[Source data]
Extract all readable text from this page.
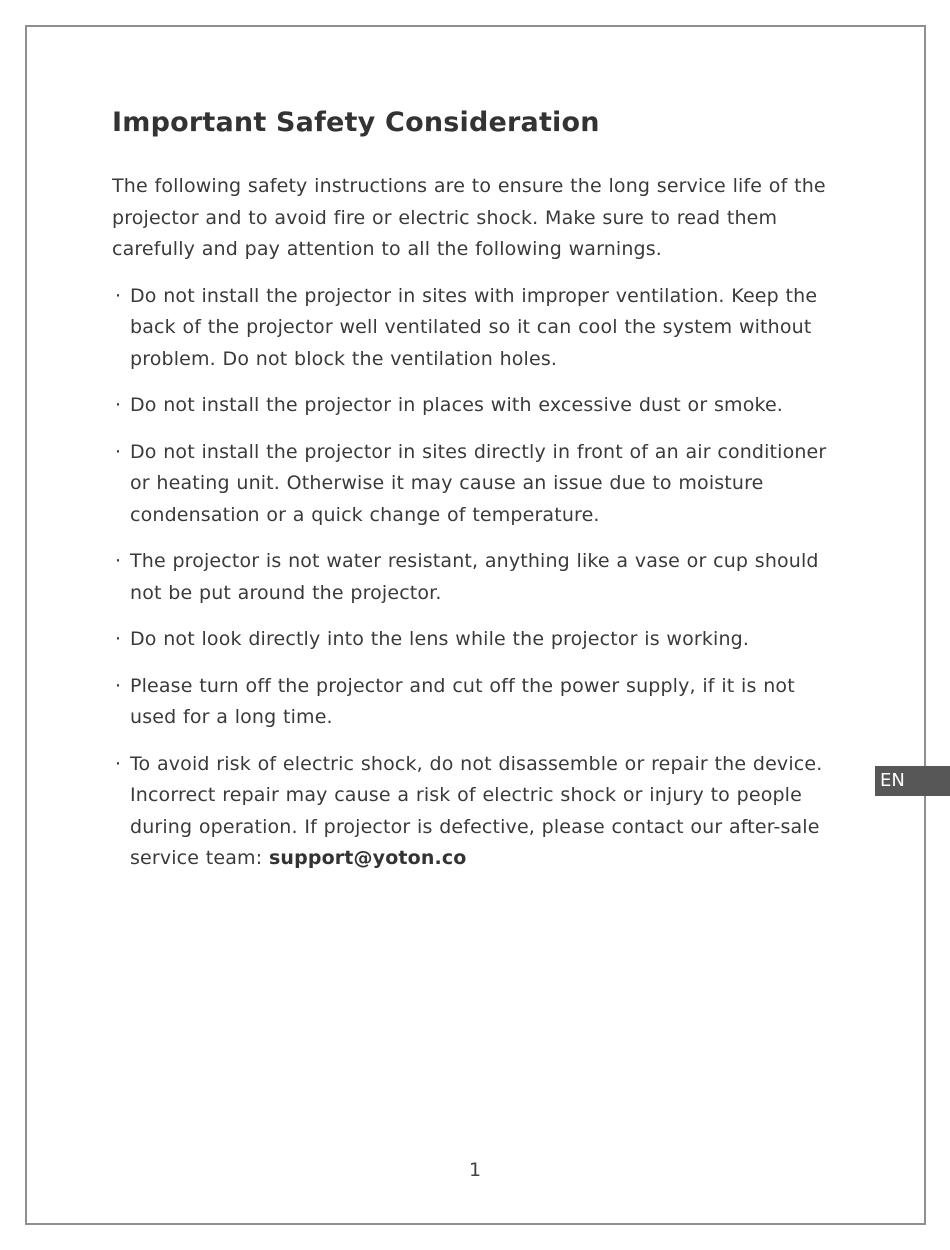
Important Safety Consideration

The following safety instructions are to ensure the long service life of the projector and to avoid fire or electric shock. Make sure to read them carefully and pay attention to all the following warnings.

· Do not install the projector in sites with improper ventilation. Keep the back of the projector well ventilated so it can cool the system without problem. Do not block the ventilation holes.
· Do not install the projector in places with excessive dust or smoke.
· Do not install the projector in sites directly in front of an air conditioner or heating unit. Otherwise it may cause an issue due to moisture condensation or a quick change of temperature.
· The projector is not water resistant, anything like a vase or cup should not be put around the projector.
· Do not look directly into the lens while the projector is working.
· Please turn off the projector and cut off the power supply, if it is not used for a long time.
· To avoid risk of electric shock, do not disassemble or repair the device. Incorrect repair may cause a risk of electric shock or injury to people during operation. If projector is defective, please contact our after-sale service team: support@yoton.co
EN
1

PROBLEM STATEMENT:
The pictures should not appear in the copy; every other part of the records above must be returned exactly.

COMPLETE OUTPUT:
Extract all readable text from this page.
Important Safety Consideration

The following safety instructions are to ensure the long service life of the projector and to avoid fire or electric shock. Make sure to read them carefully and pay attention to all the following warnings.

· Do not install the projector in sites with improper ventilation. Keep the back of the projector well ventilated so it can cool the system without problem. Do not block the ventilation holes.
· Do not install the projector in places with excessive dust or smoke.
· Do not install the projector in sites directly in front of an air conditioner or heating unit. Otherwise it may cause an issue due to moisture condensation or a quick change of temperature.
· The projector is not water resistant, anything like a vase or cup should not be put around the projector.
· Do not look directly into the lens while the projector is working.
· Please turn off the projector and cut off the power supply, if it is not used for a long time.
· To avoid risk of electric shock, do not disassemble or repair the device. Incorrect repair may cause a risk of electric shock or injury to people during operation. If projector is defective, please contact our after-sale service team: support@yoton.co
EN
1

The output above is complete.